--- Given problem ---
Transcribe the listing verbatim. Do not carry over any pictures.
## begin Working data
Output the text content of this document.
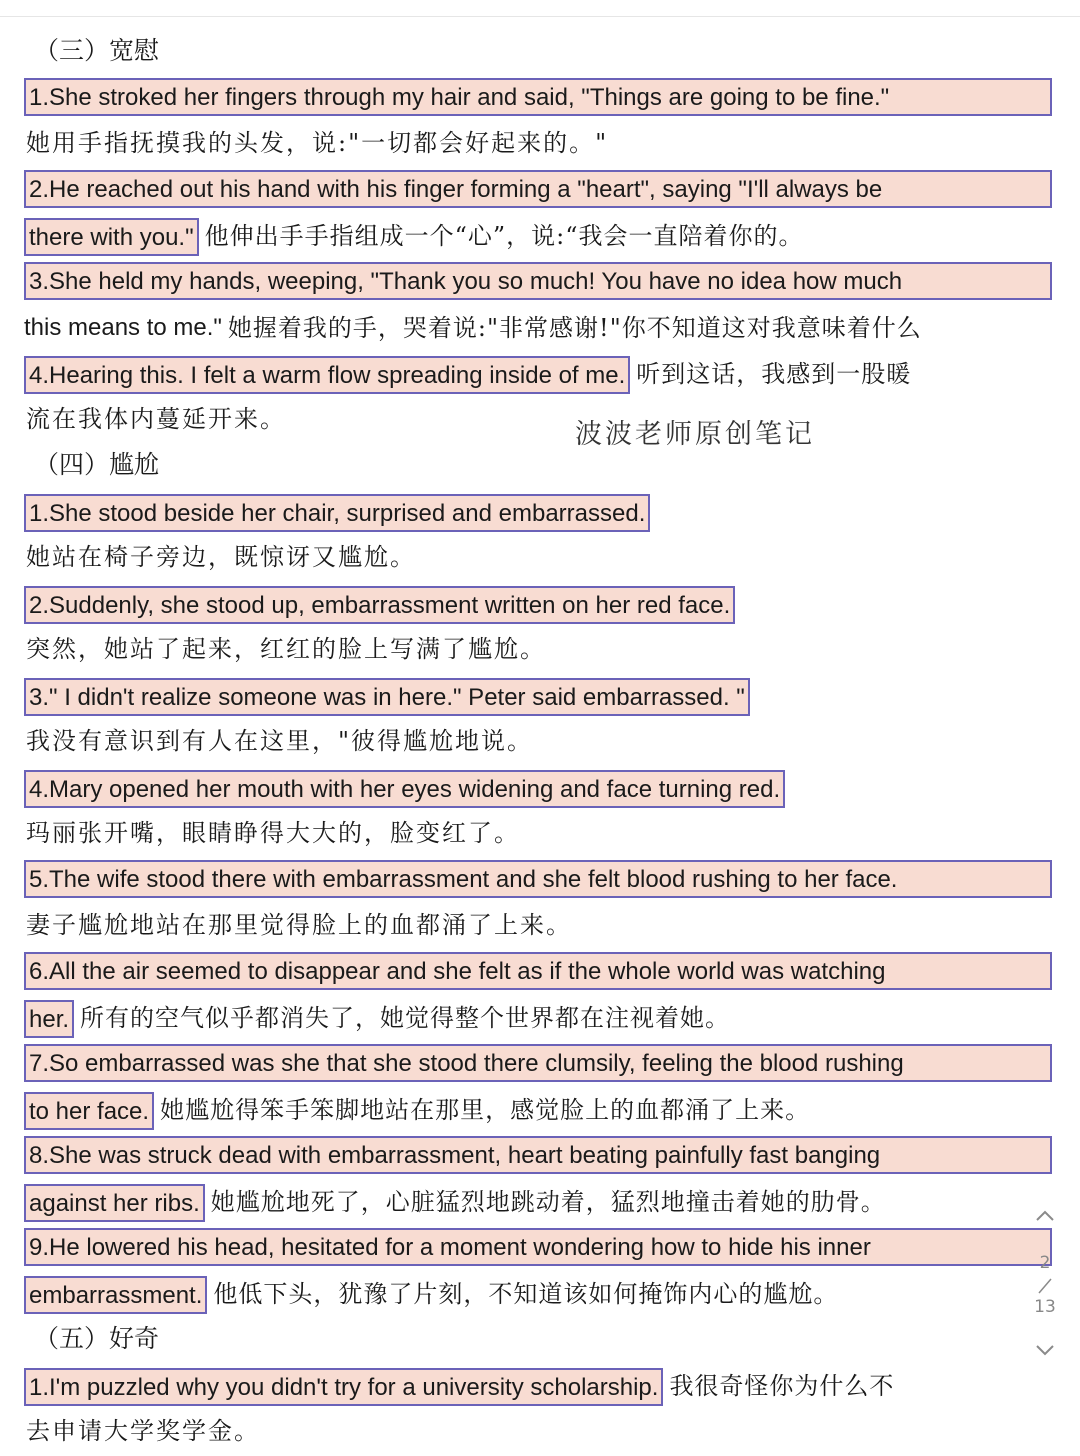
（三）宽慰
1.She stroked her fingers through my hair and said, "Things are going to be fine."
她用手指抚摸我的头发，说:"一切都会好起来的。"
2.He reached out his hand with his finger forming a "heart", saying "I'll always be
there with you." 他伸出手手指组成一个“心”，说:“我会一直陪着你的。
3.She held my hands, weeping, "Thank you so much! You have no idea how much
this means to me." 她握着我的手，哭着说:"非常感谢!"你不知道这对我意味着什么
4.Hearing this. I felt a warm flow spreading inside of me. 听到这话，我感到一股暖
流在我体内蔓延开来。
（四）尴尬
1.She stood beside her chair, surprised and embarrassed.
她站在椅子旁边，既惊讶又尴尬。
2.Suddenly, she stood up, embarrassment written on her red face.
突然，她站了起来，红红的脸上写满了尴尬。
3." I didn't realize someone was in here." Peter said embarrassed. "
我没有意识到有人在这里，"彼得尴尬地说。
4.Mary opened her mouth with her eyes widening and face turning red.
玛丽张开嘴，眼睛睁得大大的，脸变红了。
5.The wife stood there with embarrassment and she felt blood rushing to her face.
妻子尴尬地站在那里觉得脸上的血都涌了上来。
6.All the air seemed to disappear and she felt as if the whole world was watching
her. 所有的空气似乎都消失了，她觉得整个世界都在注视着她。
7.So embarrassed was she that she stood there clumsily, feeling the blood rushing
to her face. 她尴尬得笨手笨脚地站在那里，感觉脸上的血都涌了上来。
8.She was struck dead with embarrassment, heart beating painfully fast banging
against her ribs. 她尴尬地死了，心脏猛烈地跳动着，猛烈地撞击着她的肋骨。
9.He lowered his head, hesitated for a moment wondering how to hide his inner
embarrassment. 他低下头，犹豫了片刻，不知道该如何掩饰内心的尴尬。
（五）好奇
1.I'm puzzled why you didn't try for a university scholarship. 我很奇怪你为什么不
去申请大学奖学金。
波波老师原创笔记
2
13
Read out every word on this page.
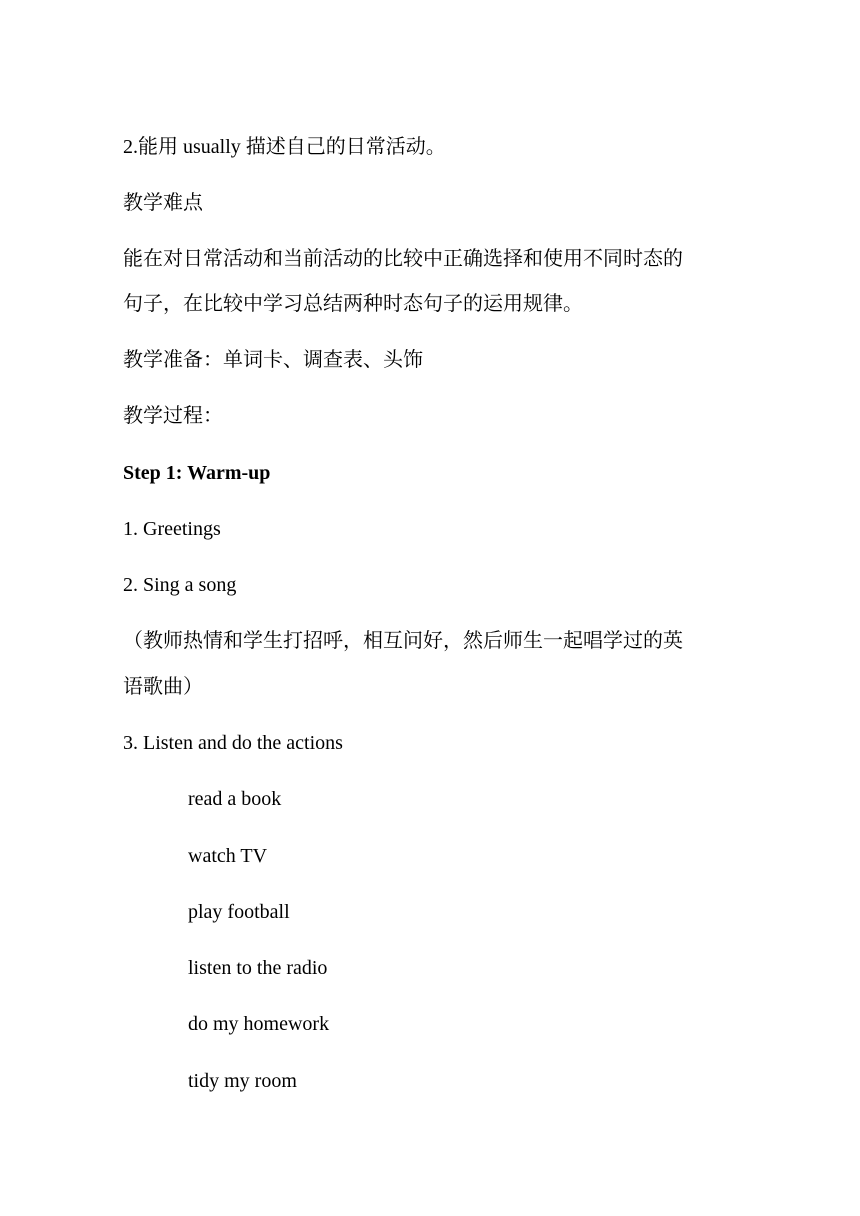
2.能用 usually 描述自己的日常活动。

教学难点

能在对日常活动和当前活动的比较中正确选择和使用不同时态的

句子，在比较中学习总结两种时态句子的运用规律。

教学准备：单词卡、调查表、头饰

教学过程：

Step 1: Warm-up

1. Greetings

2. Sing a song

（教师热情和学生打招呼，相互问好，然后师生一起唱学过的英

语歌曲）

3. Listen and do the actions

read a book

watch TV

play football

listen to the radio

do my homework

tidy my room
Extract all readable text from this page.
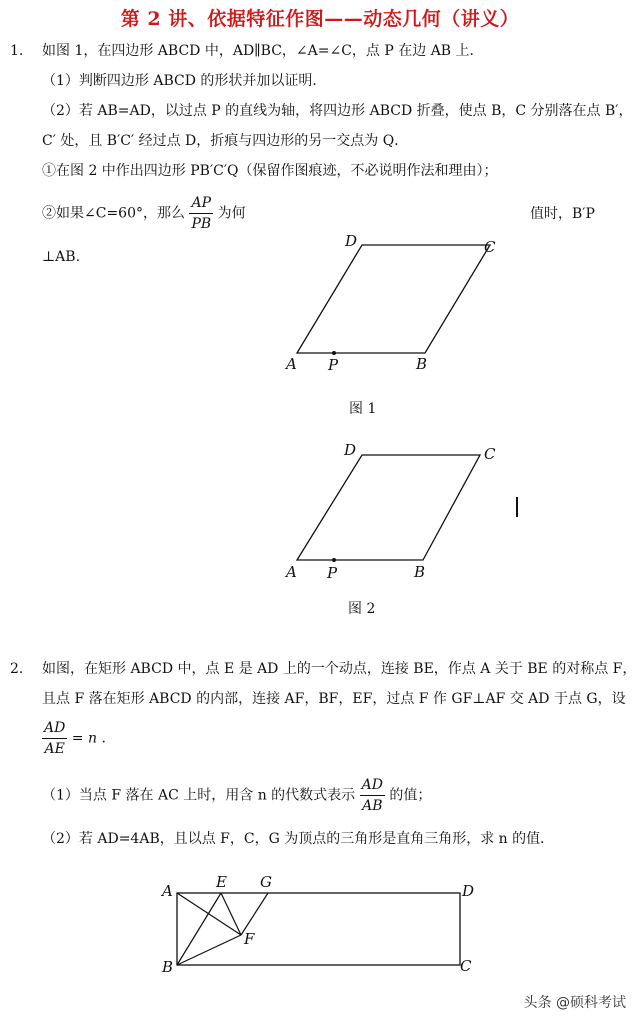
第 2 讲、依据特征作图——动态几何（讲义）
1. 如图 1，在四边形 ABCD 中，AD∥BC，∠A=∠C，点 P 在边 AB 上．
（1）判断四边形 ABCD 的形状并加以证明．
（2）若 AB=AD，以过点 P 的直线为轴，将四边形 ABCD 折叠，使点 B，C 分别落在点 B′，
C′ 处，且 B′C′ 经过点 D，折痕与四边形的另一交点为 Q．
①在图 2 中作出四边形 PB′C′Q（保留作图痕迹，不必说明作法和理由）；
②如果∠C=60°，那么 $\frac{AP}{PB}$ 为何	值时，B′P
⊥AB.
A P	B
C
D
图 1
A P	B
C
D
图 2
2. 如图，在矩形 ABCD 中，点 E 是 AD 上的一个动点，连接 BE，作点 A 关于 BE 的对称点 F，
且点 F 落在矩形 ABCD 的内部，连接 AF，BF，EF，过点 F 作 GF⊥AF 交 AD 于点 G，设
$\frac{AD}{AE} = n$ .
（1）当点 F 落在 AC 上时，用含 n 的代数式表示 $\frac{AD}{AB}$ 的值；
（2）若 AD=4AB，且以点 F，C，G 为顶点的三角形是直角三角形，求 n 的值．
A	E G	D
F
B	C
头条 @硕科考试
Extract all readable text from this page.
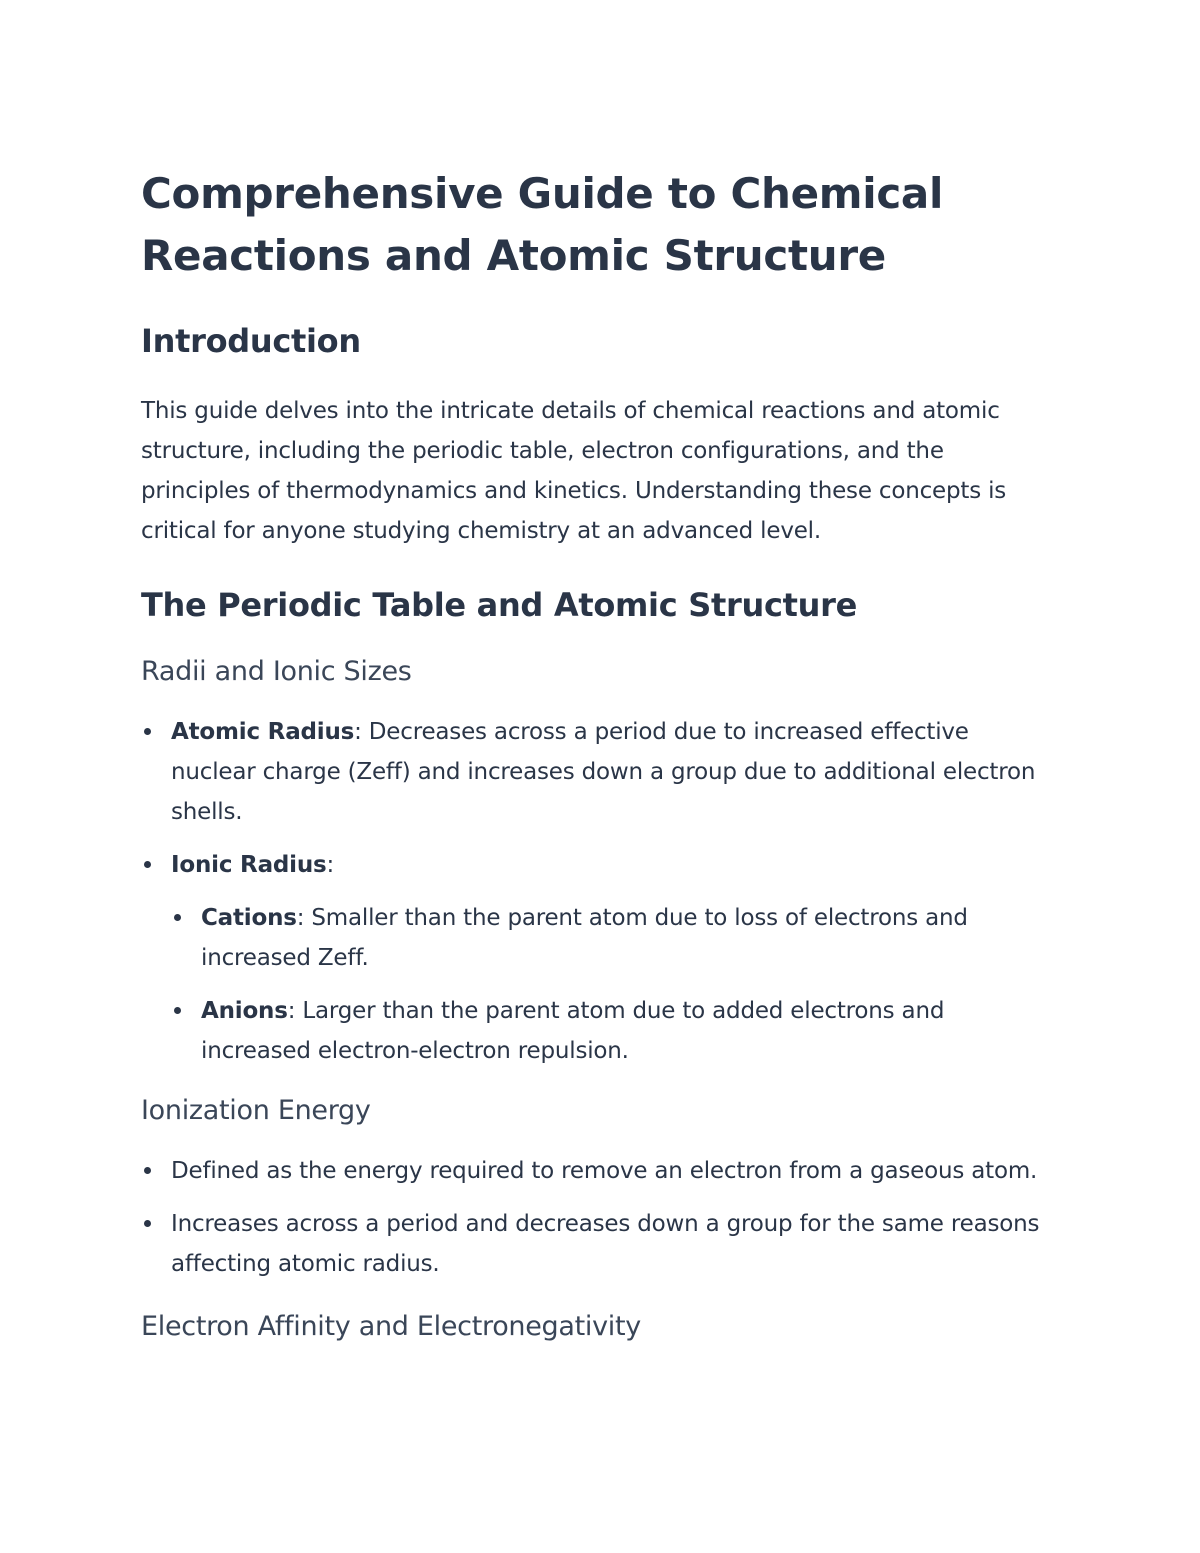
Comprehensive Guide to Chemical Reactions and Atomic Structure
Introduction

This guide delves into the intricate details of chemical reactions and atomic structure, including the periodic table, electron configurations, and the principles of thermodynamics and kinetics. Understanding these concepts is critical for anyone studying chemistry at an advanced level.

The Periodic Table and Atomic Structure
Radii and Ionic Sizes
Atomic Radius: Decreases across a period due to increased effective nuclear charge (Zeff) and increases down a group due to additional electron shells.
Ionic Radius:
Cations: Smaller than the parent atom due to loss of electrons and increased Zeff.
Anions: Larger than the parent atom due to added electrons and increased electron-electron repulsion.
Ionization Energy
Defined as the energy required to remove an electron from a gaseous atom.
Increases across a period and decreases down a group for the same reasons affecting atomic radius.
Electron Affinity and Electronegativity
## end Working data
--- Task solution ---
Output the text content of this document.
（三）宽慰
1.She stroked her fingers through my hair and said, "Things are going to be fine."
她用手指抚摸我的头发，说:"一切都会好起来的。"
2.He reached out his hand with his finger forming a "heart", saying "I'll always be
there with you." 他伸出手手指组成一个“心”，说:“我会一直陪着你的。
3.She held my hands, weeping, "Thank you so much! You have no idea how much
this means to me." 她握着我的手，哭着说:"非常感谢!"你不知道这对我意味着什么
4.Hearing this. I felt a warm flow spreading inside of me. 听到这话，我感到一股暖
流在我体内蔓延开来。
（四）尴尬
1.She stood beside her chair, surprised and embarrassed.
她站在椅子旁边，既惊讶又尴尬。
2.Suddenly, she stood up, embarrassment written on her red face.
突然，她站了起来，红红的脸上写满了尴尬。
3." I didn't realize someone was in here." Peter said embarrassed. "
我没有意识到有人在这里，"彼得尴尬地说。
4.Mary opened her mouth with her eyes widening and face turning red.
玛丽张开嘴，眼睛睁得大大的，脸变红了。
5.The wife stood there with embarrassment and she felt blood rushing to her face.
妻子尴尬地站在那里觉得脸上的血都涌了上来。
6.All the air seemed to disappear and she felt as if the whole world was watching
her. 所有的空气似乎都消失了，她觉得整个世界都在注视着她。
7.So embarrassed was she that she stood there clumsily, feeling the blood rushing
to her face. 她尴尬得笨手笨脚地站在那里，感觉脸上的血都涌了上来。
8.She was struck dead with embarrassment, heart beating painfully fast banging
against her ribs. 她尴尬地死了，心脏猛烈地跳动着，猛烈地撞击着她的肋骨。
9.He lowered his head, hesitated for a moment wondering how to hide his inner
embarrassment. 他低下头，犹豫了片刻，不知道该如何掩饰内心的尴尬。
（五）好奇
1.I'm puzzled why you didn't try for a university scholarship. 我很奇怪你为什么不
去申请大学奖学金。
波波老师原创笔记
2
13
Read out every word on this page.
2.能用 usually 描述自己的日常活动。

教学难点

能在对日常活动和当前活动的比较中正确选择和使用不同时态的

句子，在比较中学习总结两种时态句子的运用规律。

教学准备：单词卡、调查表、头饰

教学过程：

Step 1: Warm-up

1. Greetings

2. Sing a song

（教师热情和学生打招呼，相互问好，然后师生一起唱学过的英

语歌曲）

3. Listen and do the actions

read a book

watch TV

play football

listen to the radio

do my homework

tidy my room
Extract all readable text from this page.
第 2 讲、依据特征作图——动态几何（讲义）
1. 如图 1，在四边形 ABCD 中，AD∥BC，∠A=∠C，点 P 在边 AB 上．
（1）判断四边形 ABCD 的形状并加以证明．
（2）若 AB=AD，以过点 P 的直线为轴，将四边形 ABCD 折叠，使点 B，C 分别落在点 B′，
C′ 处，且 B′C′ 经过点 D，折痕与四边形的另一交点为 Q．
①在图 2 中作出四边形 PB′C′Q（保留作图痕迹，不必说明作法和理由）；
②如果∠C=60°，那么 $\frac{AP}{PB}$ 为何	值时，B′P
⊥AB.
A P	B
C
D
图 1
A P	B
C
D
图 2
2. 如图，在矩形 ABCD 中，点 E 是 AD 上的一个动点，连接 BE，作点 A 关于 BE 的对称点 F，
且点 F 落在矩形 ABCD 的内部，连接 AF，BF，EF，过点 F 作 GF⊥AF 交 AD 于点 G，设
$\frac{AD}{AE} = n$ .
（1）当点 F 落在 AC 上时，用含 n 的代数式表示 $\frac{AD}{AB}$ 的值；
（2）若 AD=4AB，且以点 F，C，G 为顶点的三角形是直角三角形，求 n 的值．
A	E G	D
F
B	C
头条 @硕科考试
Extract all readable text from this page.
Comprehensive Guide to Chemical Reactions and Atomic Structure
Introduction

This guide delves into the intricate details of chemical reactions and atomic structure, including the periodic table, electron configurations, and the principles of thermodynamics and kinetics. Understanding these concepts is critical for anyone studying chemistry at an advanced level.

The Periodic Table and Atomic Structure
Radii and Ionic Sizes
Atomic Radius: Decreases across a period due to increased effective nuclear charge (Zeff) and increases down a group due to additional electron shells.
Ionic Radius:
Cations: Smaller than the parent atom due to loss of electrons and increased Zeff.
Anions: Larger than the parent atom due to added electrons and increased electron-electron repulsion.
Ionization Energy
Defined as the energy required to remove an electron from a gaseous atom.
Increases across a period and decreases down a group for the same reasons affecting atomic radius.
Electron Affinity and Electronegativity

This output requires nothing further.